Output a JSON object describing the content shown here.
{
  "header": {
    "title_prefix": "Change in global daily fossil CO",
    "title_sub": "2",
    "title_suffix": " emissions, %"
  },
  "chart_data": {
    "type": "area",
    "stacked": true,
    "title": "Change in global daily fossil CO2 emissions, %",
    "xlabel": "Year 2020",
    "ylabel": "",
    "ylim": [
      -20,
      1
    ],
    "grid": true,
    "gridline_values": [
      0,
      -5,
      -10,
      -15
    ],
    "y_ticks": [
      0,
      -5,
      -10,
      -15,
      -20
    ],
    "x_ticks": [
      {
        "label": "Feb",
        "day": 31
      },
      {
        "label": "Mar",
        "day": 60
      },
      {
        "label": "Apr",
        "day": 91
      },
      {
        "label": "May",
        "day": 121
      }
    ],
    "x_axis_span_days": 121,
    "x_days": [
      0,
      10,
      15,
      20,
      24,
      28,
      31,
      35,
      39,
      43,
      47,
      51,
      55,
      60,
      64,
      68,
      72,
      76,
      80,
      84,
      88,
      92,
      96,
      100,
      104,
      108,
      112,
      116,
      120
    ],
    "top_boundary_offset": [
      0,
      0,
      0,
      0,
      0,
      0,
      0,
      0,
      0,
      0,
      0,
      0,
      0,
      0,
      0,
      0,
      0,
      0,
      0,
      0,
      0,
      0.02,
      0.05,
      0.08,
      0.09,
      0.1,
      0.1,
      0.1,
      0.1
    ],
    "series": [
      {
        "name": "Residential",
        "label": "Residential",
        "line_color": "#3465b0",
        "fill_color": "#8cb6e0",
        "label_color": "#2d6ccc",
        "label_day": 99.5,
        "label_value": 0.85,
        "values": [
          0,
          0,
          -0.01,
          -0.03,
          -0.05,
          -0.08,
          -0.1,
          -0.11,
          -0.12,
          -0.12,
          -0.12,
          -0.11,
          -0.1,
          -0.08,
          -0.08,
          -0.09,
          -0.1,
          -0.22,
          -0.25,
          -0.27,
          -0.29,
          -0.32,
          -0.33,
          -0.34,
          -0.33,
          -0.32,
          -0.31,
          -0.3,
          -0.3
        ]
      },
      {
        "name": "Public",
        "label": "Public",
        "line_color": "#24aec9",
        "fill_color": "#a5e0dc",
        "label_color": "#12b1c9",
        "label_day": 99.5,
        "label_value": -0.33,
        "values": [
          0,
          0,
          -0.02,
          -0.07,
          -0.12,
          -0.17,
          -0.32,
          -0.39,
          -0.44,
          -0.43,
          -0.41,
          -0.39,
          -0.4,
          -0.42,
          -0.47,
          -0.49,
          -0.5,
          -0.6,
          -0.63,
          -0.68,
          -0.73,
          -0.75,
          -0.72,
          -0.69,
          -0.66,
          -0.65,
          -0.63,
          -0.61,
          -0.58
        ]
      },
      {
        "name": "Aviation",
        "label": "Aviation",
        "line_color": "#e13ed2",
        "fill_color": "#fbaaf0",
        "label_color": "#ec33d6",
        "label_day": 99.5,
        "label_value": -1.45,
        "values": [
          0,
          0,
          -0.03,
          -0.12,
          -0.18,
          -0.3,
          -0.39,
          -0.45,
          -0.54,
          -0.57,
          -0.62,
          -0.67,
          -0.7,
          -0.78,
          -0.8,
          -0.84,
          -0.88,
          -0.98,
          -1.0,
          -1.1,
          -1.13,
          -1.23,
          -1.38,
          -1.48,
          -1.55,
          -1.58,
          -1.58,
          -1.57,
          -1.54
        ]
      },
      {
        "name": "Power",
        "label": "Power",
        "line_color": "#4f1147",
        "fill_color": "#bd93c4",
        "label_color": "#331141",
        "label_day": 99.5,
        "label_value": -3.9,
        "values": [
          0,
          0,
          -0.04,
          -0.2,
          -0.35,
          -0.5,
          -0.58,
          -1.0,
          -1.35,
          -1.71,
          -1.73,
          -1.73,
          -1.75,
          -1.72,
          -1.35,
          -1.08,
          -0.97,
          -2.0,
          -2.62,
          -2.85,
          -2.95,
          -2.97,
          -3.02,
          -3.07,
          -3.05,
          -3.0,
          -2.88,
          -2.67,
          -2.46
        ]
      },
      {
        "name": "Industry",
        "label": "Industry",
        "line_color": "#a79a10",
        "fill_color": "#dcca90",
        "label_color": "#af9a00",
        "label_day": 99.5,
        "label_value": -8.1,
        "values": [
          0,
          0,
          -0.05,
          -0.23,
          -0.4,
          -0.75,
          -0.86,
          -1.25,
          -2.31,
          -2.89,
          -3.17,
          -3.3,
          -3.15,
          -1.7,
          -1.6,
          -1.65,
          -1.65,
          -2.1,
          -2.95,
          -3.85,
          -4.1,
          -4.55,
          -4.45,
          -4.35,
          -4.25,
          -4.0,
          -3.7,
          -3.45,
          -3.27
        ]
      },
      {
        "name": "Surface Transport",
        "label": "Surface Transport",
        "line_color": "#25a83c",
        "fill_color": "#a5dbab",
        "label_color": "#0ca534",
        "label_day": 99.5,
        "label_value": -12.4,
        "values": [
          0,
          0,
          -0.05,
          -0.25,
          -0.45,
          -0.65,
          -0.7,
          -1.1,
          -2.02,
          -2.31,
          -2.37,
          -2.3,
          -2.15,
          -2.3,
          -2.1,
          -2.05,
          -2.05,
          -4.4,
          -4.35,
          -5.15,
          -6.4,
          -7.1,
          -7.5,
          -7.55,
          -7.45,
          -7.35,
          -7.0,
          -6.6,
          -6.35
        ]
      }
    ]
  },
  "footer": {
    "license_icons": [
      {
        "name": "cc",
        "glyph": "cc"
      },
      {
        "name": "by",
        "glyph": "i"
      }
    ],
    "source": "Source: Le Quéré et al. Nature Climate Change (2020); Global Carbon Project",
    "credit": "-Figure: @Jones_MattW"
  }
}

▶ What you have to do: Search the preceding listing for "emissions" and extract every line where it is found.

▶ Completed task:
    "title_suffix": " emissions, %"
    "title": "Change in global daily fossil CO2 emissions, %",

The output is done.